Indicación 1
Transcribe sin cambios el pasaje del texto sobre los Juegos Paralímpicos de Barcelona que va desde "Fueron, los hasta" hasta "duraron los mismos.", ambos incluidos.
Indicación 2
Según el texto sobre los Juegos Paralímpicos de Barcelona, ¿cuántas personas presenciaron las pruebas en los estadios?

Hace ahora 25 años, en un septiembre mágico y menos convulso que el actual, pero con igual protagonismo de las riadas de gente que inundan, hoy como entonces, sus calles, se celebraron unos Juegos Paralimpicos que, sin duda, pasaron a la historia como los del cambio en el interés social y reconocimiento público del deporte adaptado.

 

Fueron, los hasta entonces mejores en participación de atletas y  en resultados deportivos, pero sobre todo los más espectaculares en cuanto a seguimiento popular: más de 1.300.000 personas presenciaron en los distintos stadiums las pruebas durante las dos semanas que duraron los mismos.

 

Gran parte de “culpa” de la gran respuesta en Barcelona los mismos, la tuvo el que desde el Comité Organizador se diseñaran tratando de evitar lo que, en palabras del  entonces Presidente de la Federación Internacional de Deportes de Minusválidos Físicos, Joan Palau, hubieran podido ser las “olimpiadas del cemento”.  El hecho de que para la mayoría de los catalanes ésta fuera la primera vez que tenían oportunidad de acercarse al deporte adaptado, y el que se celebrarán poco después de unos Juegos Olímpicos en los que toda Catalunya se volcó en una suerte de test nacional, predecían  que o se organizaban muy bien o quedarían abocados al fracaso. Tal vez por ello, se plantearon que los Jocs fueran un espectáculo de puertas abiertas -gratuitos- con lo que se garantizaba un mínimo de presencia en todas las pruebas. Sin embargo, la realidad supero en este punto todas las expectativas. Bien porque muchos querían conocer in situ la nueva montaña olímpica, bien por curiosidad, o por degustar unos eventos deportivos gratuitos, lo cierto es que decenas de miles de ciudadanos acudieron diariamente a los distintos estadios, encontrándose en ellos con un espectáculo vibrante e impactante.

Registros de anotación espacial
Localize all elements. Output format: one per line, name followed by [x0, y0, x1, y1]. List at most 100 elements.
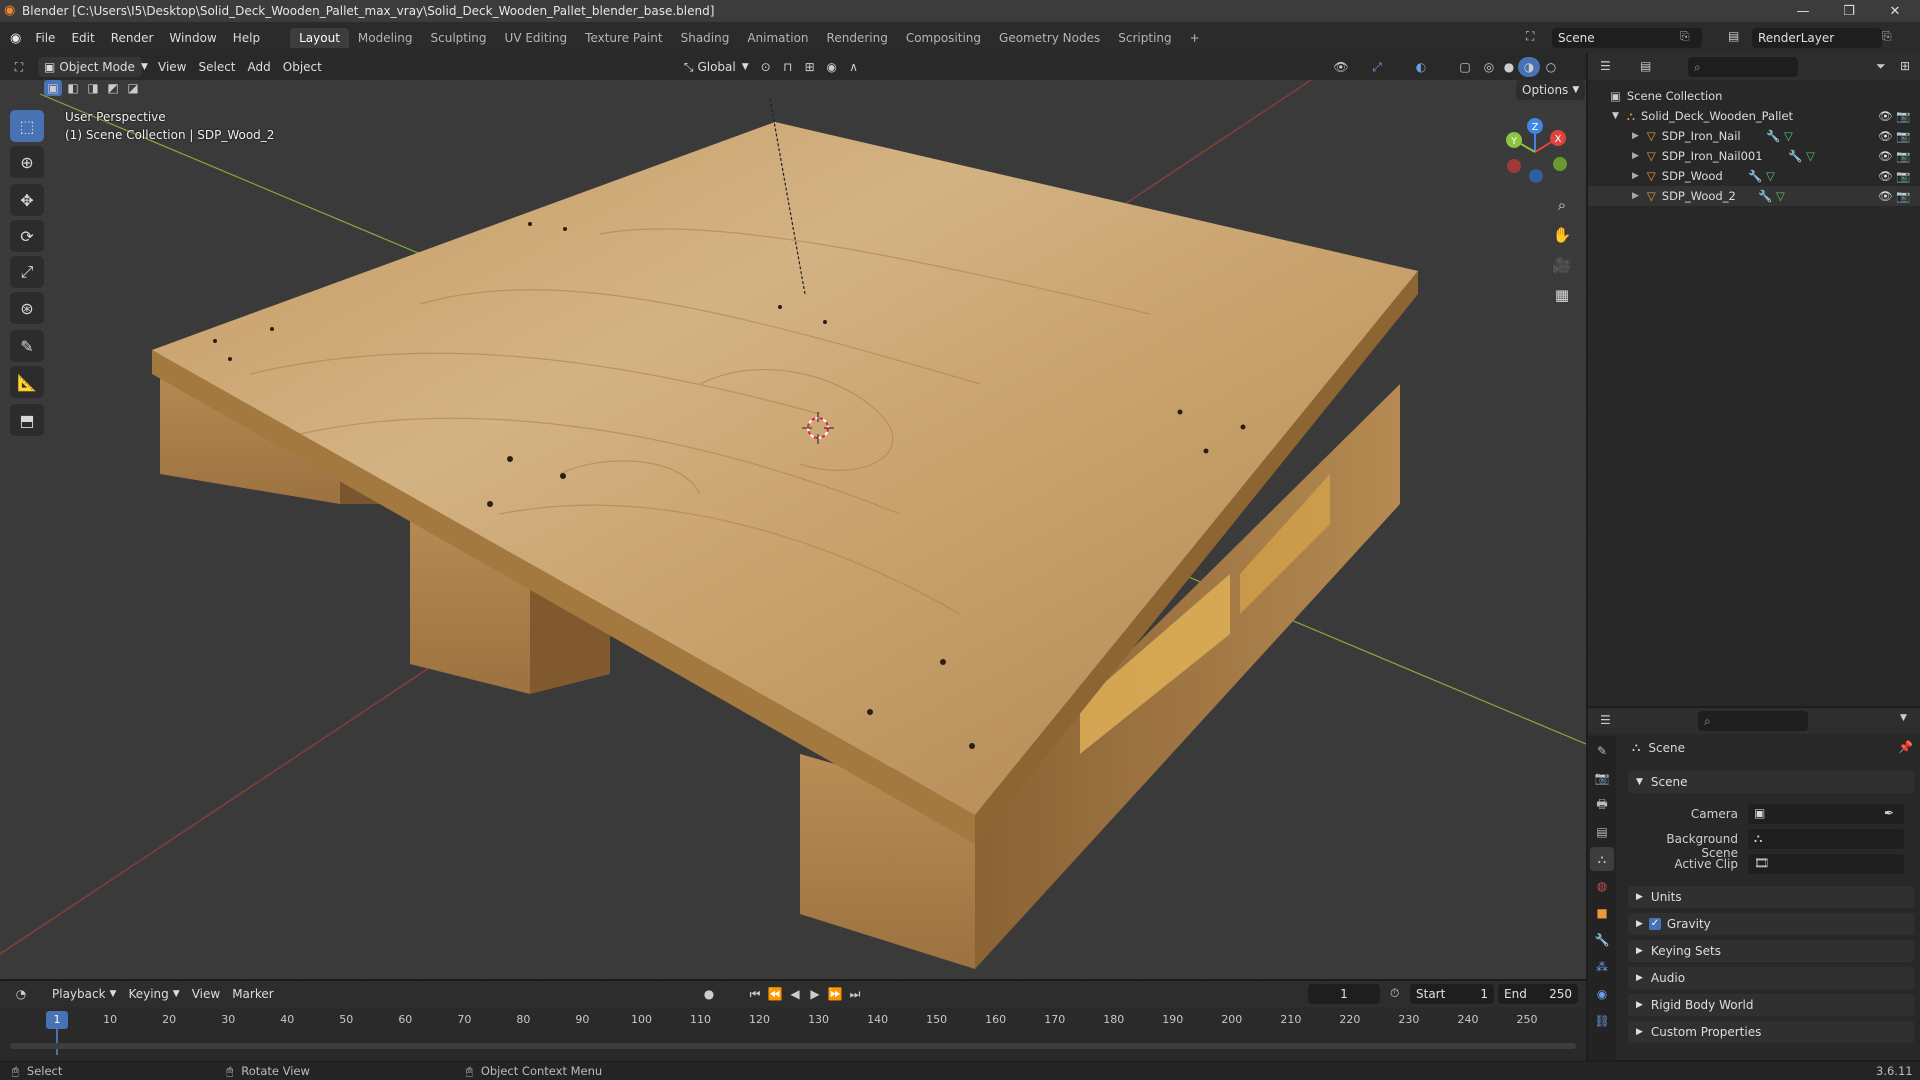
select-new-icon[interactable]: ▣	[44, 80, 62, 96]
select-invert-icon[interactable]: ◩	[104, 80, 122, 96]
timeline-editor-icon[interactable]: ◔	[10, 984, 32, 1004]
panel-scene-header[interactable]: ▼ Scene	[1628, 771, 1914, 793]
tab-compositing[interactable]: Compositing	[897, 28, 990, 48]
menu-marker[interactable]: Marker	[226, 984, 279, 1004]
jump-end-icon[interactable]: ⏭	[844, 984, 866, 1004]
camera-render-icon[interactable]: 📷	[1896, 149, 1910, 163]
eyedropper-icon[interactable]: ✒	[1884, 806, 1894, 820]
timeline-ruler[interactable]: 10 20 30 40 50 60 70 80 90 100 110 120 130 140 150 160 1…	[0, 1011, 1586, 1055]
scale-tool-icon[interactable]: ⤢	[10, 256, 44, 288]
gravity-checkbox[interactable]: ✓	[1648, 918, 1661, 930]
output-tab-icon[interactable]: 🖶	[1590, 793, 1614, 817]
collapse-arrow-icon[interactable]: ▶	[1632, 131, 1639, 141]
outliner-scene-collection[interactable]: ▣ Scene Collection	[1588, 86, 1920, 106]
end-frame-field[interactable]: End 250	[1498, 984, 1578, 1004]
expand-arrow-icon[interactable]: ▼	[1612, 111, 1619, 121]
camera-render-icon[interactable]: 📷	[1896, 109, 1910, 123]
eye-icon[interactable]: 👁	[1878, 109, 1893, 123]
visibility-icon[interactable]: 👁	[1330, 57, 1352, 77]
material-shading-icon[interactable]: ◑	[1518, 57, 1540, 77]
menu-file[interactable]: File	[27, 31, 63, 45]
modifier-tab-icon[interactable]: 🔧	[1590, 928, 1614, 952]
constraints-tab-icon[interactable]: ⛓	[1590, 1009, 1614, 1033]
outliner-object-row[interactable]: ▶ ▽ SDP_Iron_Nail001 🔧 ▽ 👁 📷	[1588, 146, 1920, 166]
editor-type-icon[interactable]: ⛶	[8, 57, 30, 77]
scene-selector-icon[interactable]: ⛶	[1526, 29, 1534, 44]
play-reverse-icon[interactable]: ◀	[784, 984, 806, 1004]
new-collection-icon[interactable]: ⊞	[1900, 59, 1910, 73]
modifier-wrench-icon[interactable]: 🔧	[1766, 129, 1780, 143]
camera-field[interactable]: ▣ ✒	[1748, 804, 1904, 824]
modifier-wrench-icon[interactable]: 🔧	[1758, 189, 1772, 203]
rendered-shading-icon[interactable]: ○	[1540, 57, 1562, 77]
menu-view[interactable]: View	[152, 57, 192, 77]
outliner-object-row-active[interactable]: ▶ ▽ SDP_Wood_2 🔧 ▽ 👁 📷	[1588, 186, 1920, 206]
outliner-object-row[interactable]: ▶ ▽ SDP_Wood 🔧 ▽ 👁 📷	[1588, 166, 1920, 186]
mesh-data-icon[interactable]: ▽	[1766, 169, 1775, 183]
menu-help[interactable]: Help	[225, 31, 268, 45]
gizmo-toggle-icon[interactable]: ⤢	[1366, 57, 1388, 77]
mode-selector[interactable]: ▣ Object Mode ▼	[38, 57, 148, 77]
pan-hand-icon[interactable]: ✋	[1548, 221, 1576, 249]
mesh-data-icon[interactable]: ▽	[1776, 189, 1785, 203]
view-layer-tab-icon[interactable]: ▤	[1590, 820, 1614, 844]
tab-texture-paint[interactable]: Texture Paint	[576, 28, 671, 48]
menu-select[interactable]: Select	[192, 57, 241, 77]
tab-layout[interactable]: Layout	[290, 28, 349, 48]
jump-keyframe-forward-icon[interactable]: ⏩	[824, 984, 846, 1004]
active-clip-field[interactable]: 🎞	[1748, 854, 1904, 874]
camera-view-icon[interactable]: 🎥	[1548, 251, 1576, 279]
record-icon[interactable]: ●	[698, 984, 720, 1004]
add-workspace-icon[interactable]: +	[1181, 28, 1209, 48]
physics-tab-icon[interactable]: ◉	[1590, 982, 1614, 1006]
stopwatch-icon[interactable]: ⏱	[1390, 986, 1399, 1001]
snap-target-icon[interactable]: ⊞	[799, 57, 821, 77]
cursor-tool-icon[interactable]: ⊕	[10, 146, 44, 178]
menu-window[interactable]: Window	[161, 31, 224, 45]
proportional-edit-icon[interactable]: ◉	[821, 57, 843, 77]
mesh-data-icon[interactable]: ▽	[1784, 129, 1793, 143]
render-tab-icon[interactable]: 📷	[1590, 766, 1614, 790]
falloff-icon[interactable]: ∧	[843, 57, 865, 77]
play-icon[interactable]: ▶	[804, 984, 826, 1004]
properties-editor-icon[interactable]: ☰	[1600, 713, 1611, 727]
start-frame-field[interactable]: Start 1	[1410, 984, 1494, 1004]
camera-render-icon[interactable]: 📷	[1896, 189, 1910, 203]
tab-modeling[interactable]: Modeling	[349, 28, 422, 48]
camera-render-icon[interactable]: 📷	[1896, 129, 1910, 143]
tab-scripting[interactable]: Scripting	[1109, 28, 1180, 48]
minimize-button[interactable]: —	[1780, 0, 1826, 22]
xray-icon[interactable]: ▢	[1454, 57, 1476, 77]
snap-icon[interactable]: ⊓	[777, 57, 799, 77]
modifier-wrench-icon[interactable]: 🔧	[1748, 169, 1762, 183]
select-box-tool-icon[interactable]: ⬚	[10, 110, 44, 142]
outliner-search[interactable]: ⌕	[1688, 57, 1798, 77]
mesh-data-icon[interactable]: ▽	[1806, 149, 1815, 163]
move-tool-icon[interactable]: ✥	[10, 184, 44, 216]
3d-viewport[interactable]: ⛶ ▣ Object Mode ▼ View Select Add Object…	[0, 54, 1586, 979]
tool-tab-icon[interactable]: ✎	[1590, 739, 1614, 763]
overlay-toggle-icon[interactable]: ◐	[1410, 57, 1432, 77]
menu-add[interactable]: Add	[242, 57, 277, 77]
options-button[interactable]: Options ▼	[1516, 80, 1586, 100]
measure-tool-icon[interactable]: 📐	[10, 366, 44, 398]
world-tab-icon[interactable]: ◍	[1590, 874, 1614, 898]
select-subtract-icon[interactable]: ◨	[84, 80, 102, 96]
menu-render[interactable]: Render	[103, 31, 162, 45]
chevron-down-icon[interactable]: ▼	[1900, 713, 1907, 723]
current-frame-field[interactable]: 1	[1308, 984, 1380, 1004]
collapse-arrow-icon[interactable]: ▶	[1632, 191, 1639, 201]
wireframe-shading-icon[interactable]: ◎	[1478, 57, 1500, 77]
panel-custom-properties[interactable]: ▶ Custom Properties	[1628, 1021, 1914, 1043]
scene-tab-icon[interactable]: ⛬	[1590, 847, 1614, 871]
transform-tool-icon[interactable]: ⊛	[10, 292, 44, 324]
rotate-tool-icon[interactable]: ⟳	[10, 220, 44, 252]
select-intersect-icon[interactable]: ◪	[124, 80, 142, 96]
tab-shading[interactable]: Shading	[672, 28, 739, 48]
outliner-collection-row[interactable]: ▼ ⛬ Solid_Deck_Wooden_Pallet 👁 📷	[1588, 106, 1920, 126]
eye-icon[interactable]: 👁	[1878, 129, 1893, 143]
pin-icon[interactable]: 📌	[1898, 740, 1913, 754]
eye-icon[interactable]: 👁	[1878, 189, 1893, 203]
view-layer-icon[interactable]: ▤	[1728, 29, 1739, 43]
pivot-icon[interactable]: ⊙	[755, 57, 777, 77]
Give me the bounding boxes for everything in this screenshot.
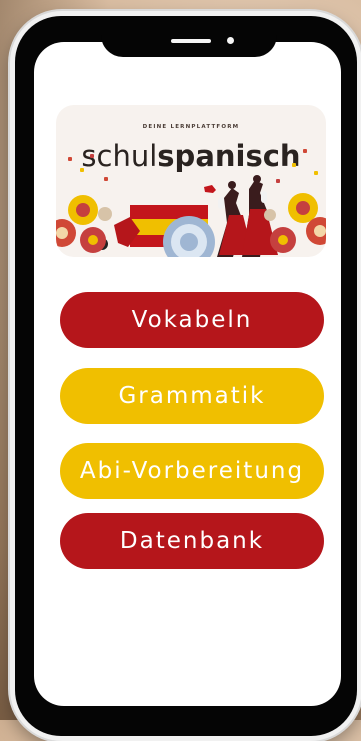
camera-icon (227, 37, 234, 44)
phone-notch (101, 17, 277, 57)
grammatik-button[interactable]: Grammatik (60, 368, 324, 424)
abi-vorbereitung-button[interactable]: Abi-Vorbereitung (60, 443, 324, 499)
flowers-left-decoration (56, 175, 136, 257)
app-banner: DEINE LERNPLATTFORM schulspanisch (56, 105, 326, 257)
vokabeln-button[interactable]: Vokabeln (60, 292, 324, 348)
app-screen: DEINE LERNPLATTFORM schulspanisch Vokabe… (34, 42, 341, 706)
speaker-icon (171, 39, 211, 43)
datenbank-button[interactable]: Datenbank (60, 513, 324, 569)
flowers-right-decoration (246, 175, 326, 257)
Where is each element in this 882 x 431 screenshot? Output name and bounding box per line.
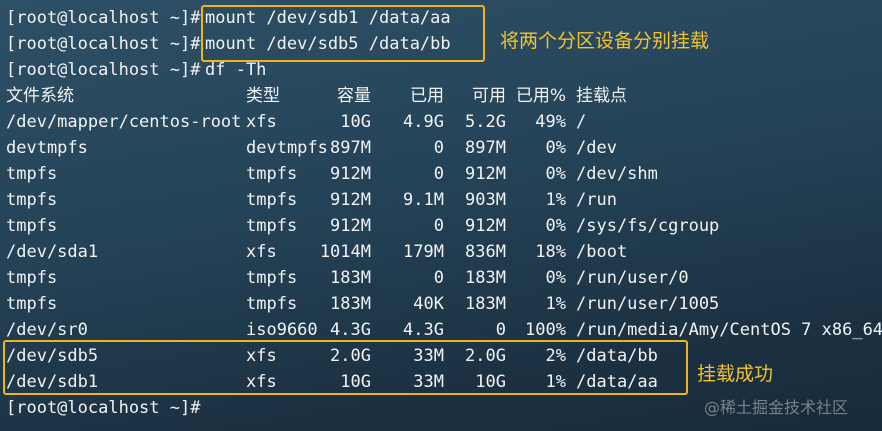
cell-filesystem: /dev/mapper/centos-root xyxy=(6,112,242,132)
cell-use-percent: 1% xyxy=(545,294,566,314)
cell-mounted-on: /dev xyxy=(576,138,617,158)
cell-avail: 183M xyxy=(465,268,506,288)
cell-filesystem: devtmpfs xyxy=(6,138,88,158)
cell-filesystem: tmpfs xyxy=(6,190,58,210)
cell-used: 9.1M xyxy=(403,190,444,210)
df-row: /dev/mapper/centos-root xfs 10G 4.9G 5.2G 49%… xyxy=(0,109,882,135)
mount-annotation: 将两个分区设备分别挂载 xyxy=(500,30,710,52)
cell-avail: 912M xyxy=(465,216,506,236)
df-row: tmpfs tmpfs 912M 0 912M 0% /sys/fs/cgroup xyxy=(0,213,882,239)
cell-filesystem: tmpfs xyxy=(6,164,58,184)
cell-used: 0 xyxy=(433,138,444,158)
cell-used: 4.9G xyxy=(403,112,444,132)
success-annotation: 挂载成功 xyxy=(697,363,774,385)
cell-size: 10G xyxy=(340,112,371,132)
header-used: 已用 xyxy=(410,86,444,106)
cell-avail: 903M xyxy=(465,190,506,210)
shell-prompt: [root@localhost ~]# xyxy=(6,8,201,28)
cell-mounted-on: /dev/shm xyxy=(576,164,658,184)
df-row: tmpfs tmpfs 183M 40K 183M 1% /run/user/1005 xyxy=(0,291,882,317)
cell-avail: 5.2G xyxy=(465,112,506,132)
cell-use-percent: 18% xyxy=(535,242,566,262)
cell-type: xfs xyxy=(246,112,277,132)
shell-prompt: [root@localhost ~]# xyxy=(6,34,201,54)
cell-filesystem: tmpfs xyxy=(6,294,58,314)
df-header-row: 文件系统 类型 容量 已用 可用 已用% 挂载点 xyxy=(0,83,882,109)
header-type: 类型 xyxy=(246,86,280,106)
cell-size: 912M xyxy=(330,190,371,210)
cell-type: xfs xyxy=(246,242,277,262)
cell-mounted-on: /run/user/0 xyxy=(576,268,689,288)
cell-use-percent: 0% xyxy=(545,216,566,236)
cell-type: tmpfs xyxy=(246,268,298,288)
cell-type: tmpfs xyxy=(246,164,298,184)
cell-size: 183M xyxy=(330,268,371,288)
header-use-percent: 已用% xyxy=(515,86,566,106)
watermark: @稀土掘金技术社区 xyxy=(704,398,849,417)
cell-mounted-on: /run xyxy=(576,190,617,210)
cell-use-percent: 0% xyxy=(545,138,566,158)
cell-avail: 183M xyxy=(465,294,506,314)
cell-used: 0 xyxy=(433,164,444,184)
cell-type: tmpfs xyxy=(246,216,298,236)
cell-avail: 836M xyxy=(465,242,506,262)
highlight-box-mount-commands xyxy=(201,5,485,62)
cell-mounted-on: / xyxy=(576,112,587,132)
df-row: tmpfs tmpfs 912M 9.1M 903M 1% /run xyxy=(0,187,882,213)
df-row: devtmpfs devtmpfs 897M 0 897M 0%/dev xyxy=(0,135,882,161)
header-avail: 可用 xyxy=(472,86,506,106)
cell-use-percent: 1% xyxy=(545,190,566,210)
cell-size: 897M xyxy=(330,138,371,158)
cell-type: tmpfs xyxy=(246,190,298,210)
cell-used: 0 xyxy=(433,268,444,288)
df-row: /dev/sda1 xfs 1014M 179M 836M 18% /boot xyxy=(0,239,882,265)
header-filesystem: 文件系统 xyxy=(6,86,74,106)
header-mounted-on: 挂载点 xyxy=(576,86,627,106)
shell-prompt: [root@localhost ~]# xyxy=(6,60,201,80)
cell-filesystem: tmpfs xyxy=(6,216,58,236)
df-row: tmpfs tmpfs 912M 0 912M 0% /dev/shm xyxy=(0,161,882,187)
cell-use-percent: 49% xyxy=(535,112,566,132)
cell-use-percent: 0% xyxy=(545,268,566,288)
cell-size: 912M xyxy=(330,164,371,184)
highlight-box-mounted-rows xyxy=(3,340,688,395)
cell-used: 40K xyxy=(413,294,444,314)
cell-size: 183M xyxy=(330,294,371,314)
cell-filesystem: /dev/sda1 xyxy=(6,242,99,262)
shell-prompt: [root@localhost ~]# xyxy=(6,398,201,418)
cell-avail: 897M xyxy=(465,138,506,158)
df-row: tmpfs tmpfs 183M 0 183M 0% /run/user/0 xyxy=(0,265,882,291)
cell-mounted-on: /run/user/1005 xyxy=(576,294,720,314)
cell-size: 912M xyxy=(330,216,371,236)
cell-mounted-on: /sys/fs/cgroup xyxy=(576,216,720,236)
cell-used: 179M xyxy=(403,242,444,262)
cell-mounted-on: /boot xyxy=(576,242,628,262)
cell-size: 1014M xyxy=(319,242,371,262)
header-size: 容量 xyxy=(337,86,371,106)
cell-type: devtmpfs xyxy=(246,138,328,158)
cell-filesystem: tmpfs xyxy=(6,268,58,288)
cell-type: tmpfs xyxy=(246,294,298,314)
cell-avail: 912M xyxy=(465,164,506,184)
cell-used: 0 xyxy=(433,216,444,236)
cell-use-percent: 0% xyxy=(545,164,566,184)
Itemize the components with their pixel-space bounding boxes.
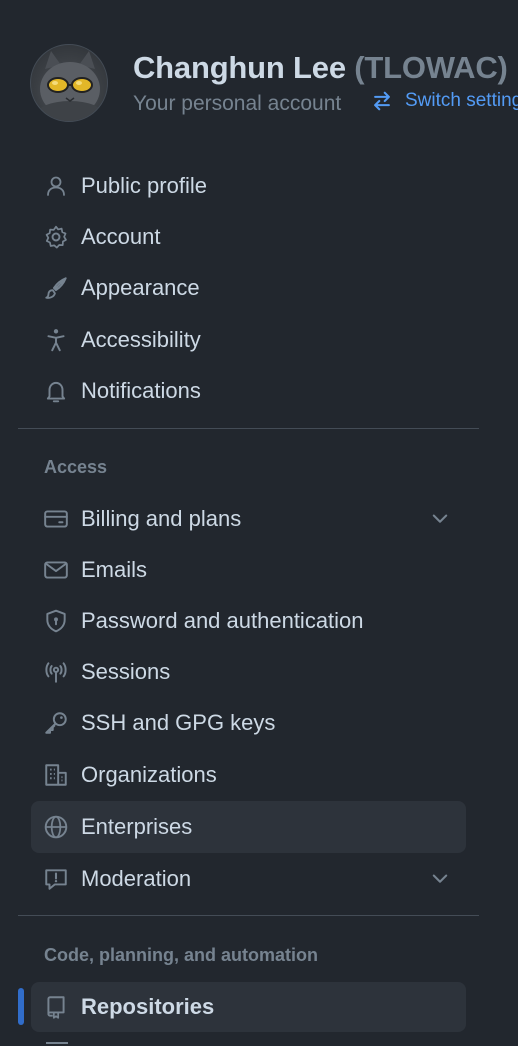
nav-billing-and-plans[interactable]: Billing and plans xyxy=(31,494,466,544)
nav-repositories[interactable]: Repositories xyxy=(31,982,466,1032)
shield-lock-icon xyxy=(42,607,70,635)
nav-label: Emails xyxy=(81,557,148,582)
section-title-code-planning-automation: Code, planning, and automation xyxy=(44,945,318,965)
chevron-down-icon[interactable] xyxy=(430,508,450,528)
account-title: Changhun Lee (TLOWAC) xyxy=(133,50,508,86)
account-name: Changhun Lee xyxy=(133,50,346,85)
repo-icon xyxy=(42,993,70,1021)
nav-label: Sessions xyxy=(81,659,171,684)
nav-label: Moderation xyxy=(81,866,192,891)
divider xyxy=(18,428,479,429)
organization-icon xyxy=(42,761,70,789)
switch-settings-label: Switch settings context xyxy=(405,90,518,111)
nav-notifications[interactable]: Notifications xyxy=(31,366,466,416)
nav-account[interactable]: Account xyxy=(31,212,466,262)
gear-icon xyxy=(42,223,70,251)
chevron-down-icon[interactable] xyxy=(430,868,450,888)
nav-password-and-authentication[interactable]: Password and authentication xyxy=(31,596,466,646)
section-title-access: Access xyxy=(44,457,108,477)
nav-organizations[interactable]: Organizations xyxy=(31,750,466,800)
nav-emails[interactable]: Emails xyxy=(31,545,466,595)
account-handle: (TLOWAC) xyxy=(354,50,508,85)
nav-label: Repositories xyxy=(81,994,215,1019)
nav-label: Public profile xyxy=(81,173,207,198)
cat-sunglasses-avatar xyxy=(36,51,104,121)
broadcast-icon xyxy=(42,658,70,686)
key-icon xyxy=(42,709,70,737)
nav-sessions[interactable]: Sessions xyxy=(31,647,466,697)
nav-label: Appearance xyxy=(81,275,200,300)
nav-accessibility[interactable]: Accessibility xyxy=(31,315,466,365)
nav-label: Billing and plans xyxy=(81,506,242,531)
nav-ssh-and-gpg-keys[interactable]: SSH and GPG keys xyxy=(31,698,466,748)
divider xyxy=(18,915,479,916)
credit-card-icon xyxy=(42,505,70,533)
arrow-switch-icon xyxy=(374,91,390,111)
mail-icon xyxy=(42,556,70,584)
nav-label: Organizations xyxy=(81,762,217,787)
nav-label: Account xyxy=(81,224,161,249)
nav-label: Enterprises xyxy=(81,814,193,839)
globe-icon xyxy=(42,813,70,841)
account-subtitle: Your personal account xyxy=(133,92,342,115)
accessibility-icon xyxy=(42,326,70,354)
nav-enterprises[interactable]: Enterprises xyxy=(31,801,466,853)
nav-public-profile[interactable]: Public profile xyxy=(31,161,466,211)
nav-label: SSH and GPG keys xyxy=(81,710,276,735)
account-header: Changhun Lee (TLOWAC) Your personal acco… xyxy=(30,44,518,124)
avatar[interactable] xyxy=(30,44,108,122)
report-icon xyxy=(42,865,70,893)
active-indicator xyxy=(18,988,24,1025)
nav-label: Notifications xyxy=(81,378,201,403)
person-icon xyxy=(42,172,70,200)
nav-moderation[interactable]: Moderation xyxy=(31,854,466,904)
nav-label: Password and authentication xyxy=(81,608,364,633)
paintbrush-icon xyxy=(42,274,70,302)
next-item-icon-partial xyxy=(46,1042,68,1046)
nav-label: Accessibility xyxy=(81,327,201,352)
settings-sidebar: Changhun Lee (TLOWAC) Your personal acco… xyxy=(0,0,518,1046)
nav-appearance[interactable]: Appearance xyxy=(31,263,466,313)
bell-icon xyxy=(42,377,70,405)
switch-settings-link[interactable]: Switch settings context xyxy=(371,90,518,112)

Respuesta final 1
Fueron, los hasta entonces mejores en participación de atletas y  en resultados deportivos, pero sobre todo los más espectaculares en cuanto a seguimiento popular: más de 1.300.000 personas presenciaron en los distintos stadiums las pruebas durante las dos semanas que duraron los mismos.

Respuesta final 2
Más de 1.300.000 personas.